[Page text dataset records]
= = = = = = =

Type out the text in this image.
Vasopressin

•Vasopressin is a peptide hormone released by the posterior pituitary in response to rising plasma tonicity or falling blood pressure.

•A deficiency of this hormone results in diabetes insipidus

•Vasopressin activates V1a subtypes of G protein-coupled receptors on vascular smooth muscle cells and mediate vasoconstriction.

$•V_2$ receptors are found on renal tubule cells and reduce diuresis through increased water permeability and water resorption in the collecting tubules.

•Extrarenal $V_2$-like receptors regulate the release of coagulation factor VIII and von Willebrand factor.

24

= = = = = = =

■ Assignment ■
Output the entries above word for word.

■ Answer section ■
Type out the text in this image.
Vasopressin

•Vasopressin is a peptide hormone released by the posterior pituitary in response to rising plasma tonicity or falling blood pressure.

•A deficiency of this hormone results in diabetes insipidus

•Vasopressin activates V1a subtypes of G protein-coupled receptors on vascular smooth muscle cells and mediate vasoconstriction.

$•V_2$ receptors are found on renal tubule cells and reduce diuresis through increased water permeability and water resorption in the collecting tubules.

•Extrarenal $V_2$-like receptors regulate the release of coagulation factor VIII and von Willebrand factor.

24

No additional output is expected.